(Dataset listings of figures)
= = =

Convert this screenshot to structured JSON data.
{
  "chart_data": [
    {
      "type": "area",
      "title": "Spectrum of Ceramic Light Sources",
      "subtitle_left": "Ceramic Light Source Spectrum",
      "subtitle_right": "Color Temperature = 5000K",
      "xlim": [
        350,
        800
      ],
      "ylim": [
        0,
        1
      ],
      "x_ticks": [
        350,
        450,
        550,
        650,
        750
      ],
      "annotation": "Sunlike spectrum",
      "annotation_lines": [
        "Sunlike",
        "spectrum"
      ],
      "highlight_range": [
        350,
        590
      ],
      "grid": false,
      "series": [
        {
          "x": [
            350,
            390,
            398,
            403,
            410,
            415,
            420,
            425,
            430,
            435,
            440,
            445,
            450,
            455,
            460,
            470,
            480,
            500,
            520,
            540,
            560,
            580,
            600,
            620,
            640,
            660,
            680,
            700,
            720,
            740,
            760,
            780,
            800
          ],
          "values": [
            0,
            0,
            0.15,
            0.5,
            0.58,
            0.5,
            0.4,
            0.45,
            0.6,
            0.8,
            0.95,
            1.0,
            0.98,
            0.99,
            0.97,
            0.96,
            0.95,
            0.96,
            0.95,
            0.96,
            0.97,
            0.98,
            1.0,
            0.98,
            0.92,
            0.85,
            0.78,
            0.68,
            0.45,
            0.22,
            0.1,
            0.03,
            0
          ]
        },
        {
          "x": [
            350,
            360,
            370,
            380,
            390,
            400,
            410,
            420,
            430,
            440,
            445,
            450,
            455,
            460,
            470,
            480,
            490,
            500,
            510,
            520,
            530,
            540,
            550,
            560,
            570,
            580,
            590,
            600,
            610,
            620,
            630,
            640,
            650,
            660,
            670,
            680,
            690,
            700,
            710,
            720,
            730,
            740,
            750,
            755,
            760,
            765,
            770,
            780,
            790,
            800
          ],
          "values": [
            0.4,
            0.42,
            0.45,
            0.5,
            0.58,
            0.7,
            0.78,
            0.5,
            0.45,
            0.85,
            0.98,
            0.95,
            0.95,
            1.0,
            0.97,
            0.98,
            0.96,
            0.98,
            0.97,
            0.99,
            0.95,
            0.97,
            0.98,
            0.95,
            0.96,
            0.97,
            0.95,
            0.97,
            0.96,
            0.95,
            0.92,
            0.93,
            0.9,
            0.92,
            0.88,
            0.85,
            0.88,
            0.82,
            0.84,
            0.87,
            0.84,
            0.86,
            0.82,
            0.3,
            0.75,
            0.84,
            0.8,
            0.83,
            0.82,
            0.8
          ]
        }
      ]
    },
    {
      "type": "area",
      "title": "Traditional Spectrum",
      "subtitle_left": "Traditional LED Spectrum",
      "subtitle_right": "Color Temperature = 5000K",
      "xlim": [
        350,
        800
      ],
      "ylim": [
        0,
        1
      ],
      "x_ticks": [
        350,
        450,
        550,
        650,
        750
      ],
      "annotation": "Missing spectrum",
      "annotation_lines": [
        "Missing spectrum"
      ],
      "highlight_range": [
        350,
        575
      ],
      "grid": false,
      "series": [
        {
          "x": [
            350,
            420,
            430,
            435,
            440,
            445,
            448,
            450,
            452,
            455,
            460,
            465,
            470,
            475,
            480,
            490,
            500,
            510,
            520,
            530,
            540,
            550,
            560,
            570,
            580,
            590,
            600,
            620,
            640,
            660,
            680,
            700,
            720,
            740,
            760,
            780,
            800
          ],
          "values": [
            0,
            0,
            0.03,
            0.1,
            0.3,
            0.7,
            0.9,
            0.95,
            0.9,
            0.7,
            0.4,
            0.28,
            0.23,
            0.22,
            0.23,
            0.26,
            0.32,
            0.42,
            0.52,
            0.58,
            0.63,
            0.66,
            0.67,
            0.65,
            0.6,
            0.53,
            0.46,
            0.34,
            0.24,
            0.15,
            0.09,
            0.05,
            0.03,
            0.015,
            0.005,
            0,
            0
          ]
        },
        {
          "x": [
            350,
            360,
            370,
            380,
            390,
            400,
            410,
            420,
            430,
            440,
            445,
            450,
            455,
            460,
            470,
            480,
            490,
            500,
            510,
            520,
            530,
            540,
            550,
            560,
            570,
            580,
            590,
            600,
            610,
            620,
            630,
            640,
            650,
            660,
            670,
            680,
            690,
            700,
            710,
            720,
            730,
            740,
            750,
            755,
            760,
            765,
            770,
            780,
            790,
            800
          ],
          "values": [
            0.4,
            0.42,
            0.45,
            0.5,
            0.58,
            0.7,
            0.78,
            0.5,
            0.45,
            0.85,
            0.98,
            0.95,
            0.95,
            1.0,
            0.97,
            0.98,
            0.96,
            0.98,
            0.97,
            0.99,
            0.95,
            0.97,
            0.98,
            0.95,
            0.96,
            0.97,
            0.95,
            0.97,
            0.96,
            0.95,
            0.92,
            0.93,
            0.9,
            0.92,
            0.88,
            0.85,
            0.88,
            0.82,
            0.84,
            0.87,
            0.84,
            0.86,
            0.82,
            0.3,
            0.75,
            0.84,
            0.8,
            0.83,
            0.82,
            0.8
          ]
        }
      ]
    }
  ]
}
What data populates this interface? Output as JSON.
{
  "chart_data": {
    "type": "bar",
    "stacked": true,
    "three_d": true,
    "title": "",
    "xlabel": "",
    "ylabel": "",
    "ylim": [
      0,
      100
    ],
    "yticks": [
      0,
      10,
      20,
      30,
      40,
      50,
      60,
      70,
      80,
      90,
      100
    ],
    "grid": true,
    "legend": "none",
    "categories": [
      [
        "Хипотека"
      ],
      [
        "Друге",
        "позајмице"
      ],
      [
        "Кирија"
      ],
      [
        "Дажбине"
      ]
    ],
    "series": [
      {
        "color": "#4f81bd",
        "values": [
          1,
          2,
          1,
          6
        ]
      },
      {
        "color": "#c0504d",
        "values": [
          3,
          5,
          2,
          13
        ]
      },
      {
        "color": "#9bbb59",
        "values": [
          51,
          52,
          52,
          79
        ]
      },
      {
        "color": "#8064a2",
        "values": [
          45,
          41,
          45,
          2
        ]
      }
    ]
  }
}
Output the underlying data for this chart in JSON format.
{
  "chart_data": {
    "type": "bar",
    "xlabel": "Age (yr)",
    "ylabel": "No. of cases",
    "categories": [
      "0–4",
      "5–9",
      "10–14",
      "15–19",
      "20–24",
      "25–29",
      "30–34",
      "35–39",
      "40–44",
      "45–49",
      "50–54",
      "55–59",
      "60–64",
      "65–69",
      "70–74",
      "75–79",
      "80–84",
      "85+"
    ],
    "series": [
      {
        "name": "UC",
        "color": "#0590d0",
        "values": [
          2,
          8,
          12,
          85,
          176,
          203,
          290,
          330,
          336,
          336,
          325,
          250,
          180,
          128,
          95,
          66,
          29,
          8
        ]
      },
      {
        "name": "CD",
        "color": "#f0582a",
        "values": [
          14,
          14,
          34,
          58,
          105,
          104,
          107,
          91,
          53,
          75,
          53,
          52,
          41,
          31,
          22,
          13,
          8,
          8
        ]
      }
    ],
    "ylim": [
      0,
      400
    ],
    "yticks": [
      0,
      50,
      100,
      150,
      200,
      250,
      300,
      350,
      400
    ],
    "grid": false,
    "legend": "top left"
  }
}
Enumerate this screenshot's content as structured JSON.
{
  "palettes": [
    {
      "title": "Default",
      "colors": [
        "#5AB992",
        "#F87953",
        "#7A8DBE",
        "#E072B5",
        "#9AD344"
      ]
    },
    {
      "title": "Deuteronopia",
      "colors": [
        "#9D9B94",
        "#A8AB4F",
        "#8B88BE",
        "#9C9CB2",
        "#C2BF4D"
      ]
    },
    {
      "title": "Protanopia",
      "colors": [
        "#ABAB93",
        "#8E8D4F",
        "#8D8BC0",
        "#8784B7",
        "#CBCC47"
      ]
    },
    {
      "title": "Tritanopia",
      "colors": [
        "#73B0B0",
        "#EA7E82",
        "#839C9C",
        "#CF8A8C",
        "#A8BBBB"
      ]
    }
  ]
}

= = =

▸ Problem to work on
Copy every line that contains the string "Sunlike".

▸ Output for this task
      "annotation": "Sunlike spectrum",
        "Sunlike",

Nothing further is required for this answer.